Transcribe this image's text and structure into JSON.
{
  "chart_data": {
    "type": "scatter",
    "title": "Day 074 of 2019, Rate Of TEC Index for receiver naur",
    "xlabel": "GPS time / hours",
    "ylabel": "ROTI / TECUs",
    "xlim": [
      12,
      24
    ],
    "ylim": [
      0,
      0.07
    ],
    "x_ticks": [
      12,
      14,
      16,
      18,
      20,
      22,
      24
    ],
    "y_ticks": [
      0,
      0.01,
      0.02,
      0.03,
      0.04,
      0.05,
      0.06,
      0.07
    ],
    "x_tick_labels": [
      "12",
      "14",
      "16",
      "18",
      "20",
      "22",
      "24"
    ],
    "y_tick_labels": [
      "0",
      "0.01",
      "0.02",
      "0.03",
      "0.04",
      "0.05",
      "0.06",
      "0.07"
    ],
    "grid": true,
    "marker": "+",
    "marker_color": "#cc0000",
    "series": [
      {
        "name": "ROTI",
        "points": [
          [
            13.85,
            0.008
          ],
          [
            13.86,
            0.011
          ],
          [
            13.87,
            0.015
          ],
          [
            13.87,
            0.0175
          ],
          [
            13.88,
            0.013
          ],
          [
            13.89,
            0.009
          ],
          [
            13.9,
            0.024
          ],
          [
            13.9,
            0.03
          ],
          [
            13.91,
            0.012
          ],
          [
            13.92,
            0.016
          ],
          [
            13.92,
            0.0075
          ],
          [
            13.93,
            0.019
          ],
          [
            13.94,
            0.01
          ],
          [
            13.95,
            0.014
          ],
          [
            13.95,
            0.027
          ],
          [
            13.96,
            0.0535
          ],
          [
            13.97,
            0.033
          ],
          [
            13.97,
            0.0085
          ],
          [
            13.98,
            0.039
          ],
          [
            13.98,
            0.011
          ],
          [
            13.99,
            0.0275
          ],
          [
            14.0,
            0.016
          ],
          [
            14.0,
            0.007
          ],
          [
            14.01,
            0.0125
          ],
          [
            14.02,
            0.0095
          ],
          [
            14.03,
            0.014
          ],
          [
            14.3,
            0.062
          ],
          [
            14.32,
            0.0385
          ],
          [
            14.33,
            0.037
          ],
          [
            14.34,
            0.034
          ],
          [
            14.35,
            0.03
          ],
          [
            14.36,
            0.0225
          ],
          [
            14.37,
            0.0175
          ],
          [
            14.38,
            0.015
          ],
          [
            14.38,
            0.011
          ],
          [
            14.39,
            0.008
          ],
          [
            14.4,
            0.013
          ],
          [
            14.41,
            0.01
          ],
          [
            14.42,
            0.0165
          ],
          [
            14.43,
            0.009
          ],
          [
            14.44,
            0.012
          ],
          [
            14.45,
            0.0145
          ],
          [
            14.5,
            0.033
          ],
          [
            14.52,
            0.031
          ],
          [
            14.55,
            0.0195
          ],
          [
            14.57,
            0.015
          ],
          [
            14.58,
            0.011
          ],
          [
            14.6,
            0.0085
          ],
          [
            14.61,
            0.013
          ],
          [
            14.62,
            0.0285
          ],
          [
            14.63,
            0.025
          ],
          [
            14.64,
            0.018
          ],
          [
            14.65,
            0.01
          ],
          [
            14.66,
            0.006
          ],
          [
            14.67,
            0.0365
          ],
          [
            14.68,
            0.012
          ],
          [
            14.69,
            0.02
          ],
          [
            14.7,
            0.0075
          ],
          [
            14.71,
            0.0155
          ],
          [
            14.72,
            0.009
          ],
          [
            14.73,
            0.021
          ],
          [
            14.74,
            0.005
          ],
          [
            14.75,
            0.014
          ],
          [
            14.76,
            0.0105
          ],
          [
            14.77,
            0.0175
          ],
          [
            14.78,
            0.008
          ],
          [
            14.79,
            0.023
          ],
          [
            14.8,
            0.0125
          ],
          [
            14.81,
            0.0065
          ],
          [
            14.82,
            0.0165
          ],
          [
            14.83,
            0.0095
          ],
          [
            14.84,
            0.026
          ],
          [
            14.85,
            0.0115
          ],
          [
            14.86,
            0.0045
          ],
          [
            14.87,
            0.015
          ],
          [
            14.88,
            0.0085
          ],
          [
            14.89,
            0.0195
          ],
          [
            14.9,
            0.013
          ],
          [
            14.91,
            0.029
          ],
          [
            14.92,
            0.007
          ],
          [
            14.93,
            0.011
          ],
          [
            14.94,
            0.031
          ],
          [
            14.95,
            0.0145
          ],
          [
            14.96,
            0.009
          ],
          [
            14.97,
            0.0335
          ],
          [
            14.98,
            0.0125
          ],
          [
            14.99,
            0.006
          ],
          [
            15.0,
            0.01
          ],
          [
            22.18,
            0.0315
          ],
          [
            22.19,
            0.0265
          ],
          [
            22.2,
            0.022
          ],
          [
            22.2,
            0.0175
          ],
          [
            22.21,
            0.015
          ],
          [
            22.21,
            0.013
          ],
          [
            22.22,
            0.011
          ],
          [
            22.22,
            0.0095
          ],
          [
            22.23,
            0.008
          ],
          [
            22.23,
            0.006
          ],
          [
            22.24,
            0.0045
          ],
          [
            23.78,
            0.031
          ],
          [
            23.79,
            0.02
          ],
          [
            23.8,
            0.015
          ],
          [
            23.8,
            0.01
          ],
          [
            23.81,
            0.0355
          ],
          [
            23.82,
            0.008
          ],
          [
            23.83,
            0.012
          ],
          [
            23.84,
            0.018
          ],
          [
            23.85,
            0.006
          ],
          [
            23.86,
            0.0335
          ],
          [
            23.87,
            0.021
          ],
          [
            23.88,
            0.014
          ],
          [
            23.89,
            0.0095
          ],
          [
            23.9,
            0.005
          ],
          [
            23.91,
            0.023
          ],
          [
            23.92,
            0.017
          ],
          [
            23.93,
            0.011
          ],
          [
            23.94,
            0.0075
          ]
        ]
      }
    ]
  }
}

::::::

:: AIM ::
Type the material above out again, exactly.

:: SOLUTION FOR THIS PROBLEM ::
Transcribe this image's text and structure into JSON.
{
  "chart_data": {
    "type": "scatter",
    "title": "Day 074 of 2019, Rate Of TEC Index for receiver naur",
    "xlabel": "GPS time / hours",
    "ylabel": "ROTI / TECUs",
    "xlim": [
      12,
      24
    ],
    "ylim": [
      0,
      0.07
    ],
    "x_ticks": [
      12,
      14,
      16,
      18,
      20,
      22,
      24
    ],
    "y_ticks": [
      0,
      0.01,
      0.02,
      0.03,
      0.04,
      0.05,
      0.06,
      0.07
    ],
    "x_tick_labels": [
      "12",
      "14",
      "16",
      "18",
      "20",
      "22",
      "24"
    ],
    "y_tick_labels": [
      "0",
      "0.01",
      "0.02",
      "0.03",
      "0.04",
      "0.05",
      "0.06",
      "0.07"
    ],
    "grid": true,
    "marker": "+",
    "marker_color": "#cc0000",
    "series": [
      {
        "name": "ROTI",
        "points": [
          [
            13.85,
            0.008
          ],
          [
            13.86,
            0.011
          ],
          [
            13.87,
            0.015
          ],
          [
            13.87,
            0.0175
          ],
          [
            13.88,
            0.013
          ],
          [
            13.89,
            0.009
          ],
          [
            13.9,
            0.024
          ],
          [
            13.9,
            0.03
          ],
          [
            13.91,
            0.012
          ],
          [
            13.92,
            0.016
          ],
          [
            13.92,
            0.0075
          ],
          [
            13.93,
            0.019
          ],
          [
            13.94,
            0.01
          ],
          [
            13.95,
            0.014
          ],
          [
            13.95,
            0.027
          ],
          [
            13.96,
            0.0535
          ],
          [
            13.97,
            0.033
          ],
          [
            13.97,
            0.0085
          ],
          [
            13.98,
            0.039
          ],
          [
            13.98,
            0.011
          ],
          [
            13.99,
            0.0275
          ],
          [
            14.0,
            0.016
          ],
          [
            14.0,
            0.007
          ],
          [
            14.01,
            0.0125
          ],
          [
            14.02,
            0.0095
          ],
          [
            14.03,
            0.014
          ],
          [
            14.3,
            0.062
          ],
          [
            14.32,
            0.0385
          ],
          [
            14.33,
            0.037
          ],
          [
            14.34,
            0.034
          ],
          [
            14.35,
            0.03
          ],
          [
            14.36,
            0.0225
          ],
          [
            14.37,
            0.0175
          ],
          [
            14.38,
            0.015
          ],
          [
            14.38,
            0.011
          ],
          [
            14.39,
            0.008
          ],
          [
            14.4,
            0.013
          ],
          [
            14.41,
            0.01
          ],
          [
            14.42,
            0.0165
          ],
          [
            14.43,
            0.009
          ],
          [
            14.44,
            0.012
          ],
          [
            14.45,
            0.0145
          ],
          [
            14.5,
            0.033
          ],
          [
            14.52,
            0.031
          ],
          [
            14.55,
            0.0195
          ],
          [
            14.57,
            0.015
          ],
          [
            14.58,
            0.011
          ],
          [
            14.6,
            0.0085
          ],
          [
            14.61,
            0.013
          ],
          [
            14.62,
            0.0285
          ],
          [
            14.63,
            0.025
          ],
          [
            14.64,
            0.018
          ],
          [
            14.65,
            0.01
          ],
          [
            14.66,
            0.006
          ],
          [
            14.67,
            0.0365
          ],
          [
            14.68,
            0.012
          ],
          [
            14.69,
            0.02
          ],
          [
            14.7,
            0.0075
          ],
          [
            14.71,
            0.0155
          ],
          [
            14.72,
            0.009
          ],
          [
            14.73,
            0.021
          ],
          [
            14.74,
            0.005
          ],
          [
            14.75,
            0.014
          ],
          [
            14.76,
            0.0105
          ],
          [
            14.77,
            0.0175
          ],
          [
            14.78,
            0.008
          ],
          [
            14.79,
            0.023
          ],
          [
            14.8,
            0.0125
          ],
          [
            14.81,
            0.0065
          ],
          [
            14.82,
            0.0165
          ],
          [
            14.83,
            0.0095
          ],
          [
            14.84,
            0.026
          ],
          [
            14.85,
            0.0115
          ],
          [
            14.86,
            0.0045
          ],
          [
            14.87,
            0.015
          ],
          [
            14.88,
            0.0085
          ],
          [
            14.89,
            0.0195
          ],
          [
            14.9,
            0.013
          ],
          [
            14.91,
            0.029
          ],
          [
            14.92,
            0.007
          ],
          [
            14.93,
            0.011
          ],
          [
            14.94,
            0.031
          ],
          [
            14.95,
            0.0145
          ],
          [
            14.96,
            0.009
          ],
          [
            14.97,
            0.0335
          ],
          [
            14.98,
            0.0125
          ],
          [
            14.99,
            0.006
          ],
          [
            15.0,
            0.01
          ],
          [
            22.18,
            0.0315
          ],
          [
            22.19,
            0.0265
          ],
          [
            22.2,
            0.022
          ],
          [
            22.2,
            0.0175
          ],
          [
            22.21,
            0.015
          ],
          [
            22.21,
            0.013
          ],
          [
            22.22,
            0.011
          ],
          [
            22.22,
            0.0095
          ],
          [
            22.23,
            0.008
          ],
          [
            22.23,
            0.006
          ],
          [
            22.24,
            0.0045
          ],
          [
            23.78,
            0.031
          ],
          [
            23.79,
            0.02
          ],
          [
            23.8,
            0.015
          ],
          [
            23.8,
            0.01
          ],
          [
            23.81,
            0.0355
          ],
          [
            23.82,
            0.008
          ],
          [
            23.83,
            0.012
          ],
          [
            23.84,
            0.018
          ],
          [
            23.85,
            0.006
          ],
          [
            23.86,
            0.0335
          ],
          [
            23.87,
            0.021
          ],
          [
            23.88,
            0.014
          ],
          [
            23.89,
            0.0095
          ],
          [
            23.9,
            0.005
          ],
          [
            23.91,
            0.023
          ],
          [
            23.92,
            0.017
          ],
          [
            23.93,
            0.011
          ],
          [
            23.94,
            0.0075
          ]
        ]
      }
    ]
  }
}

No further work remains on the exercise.